*SET TASK*.
Using the records that follow, copy every line containing the word "this".

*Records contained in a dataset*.
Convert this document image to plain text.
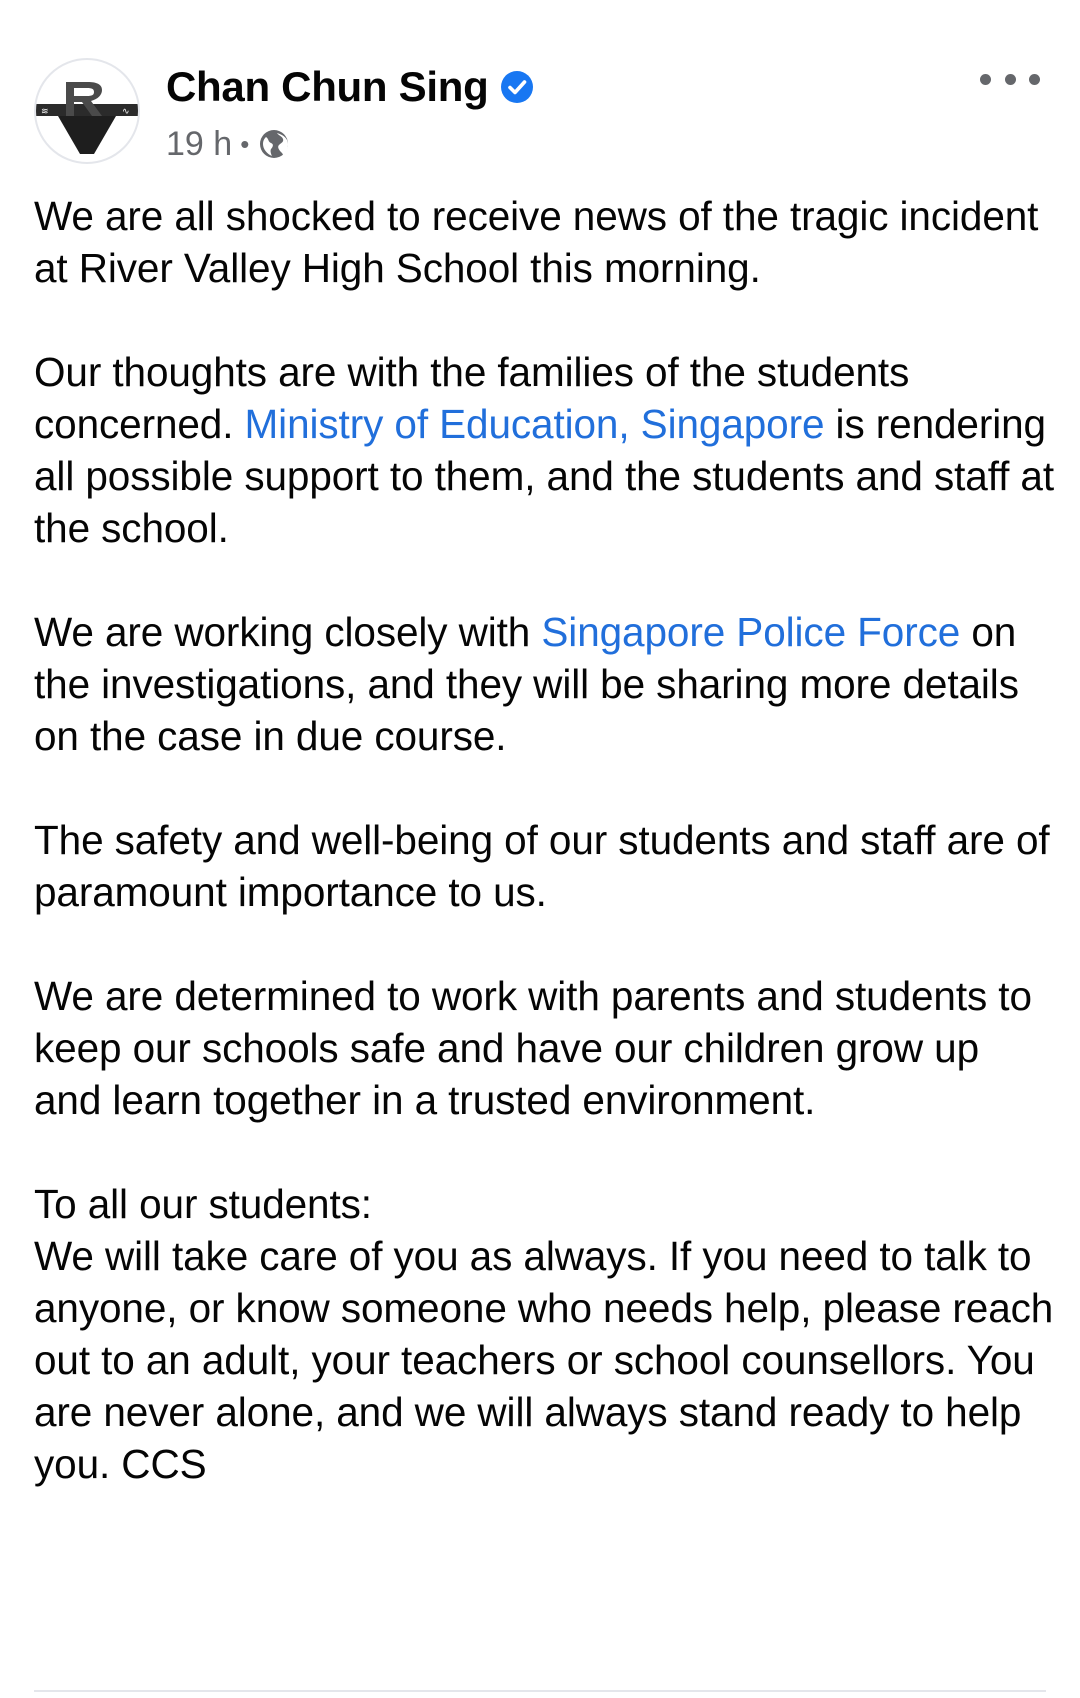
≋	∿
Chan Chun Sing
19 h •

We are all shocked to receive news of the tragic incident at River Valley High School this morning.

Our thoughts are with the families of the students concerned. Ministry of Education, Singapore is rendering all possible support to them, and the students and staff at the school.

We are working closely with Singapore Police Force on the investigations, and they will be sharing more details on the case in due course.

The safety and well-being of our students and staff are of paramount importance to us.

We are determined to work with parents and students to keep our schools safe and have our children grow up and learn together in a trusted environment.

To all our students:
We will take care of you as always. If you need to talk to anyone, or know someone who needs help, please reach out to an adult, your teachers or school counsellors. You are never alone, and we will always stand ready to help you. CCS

*ANSWER TO THE EXERCISE*.
Convert this document image to plain text.
We are all shocked to receive news of the tragic incident at River Valley High School this morning.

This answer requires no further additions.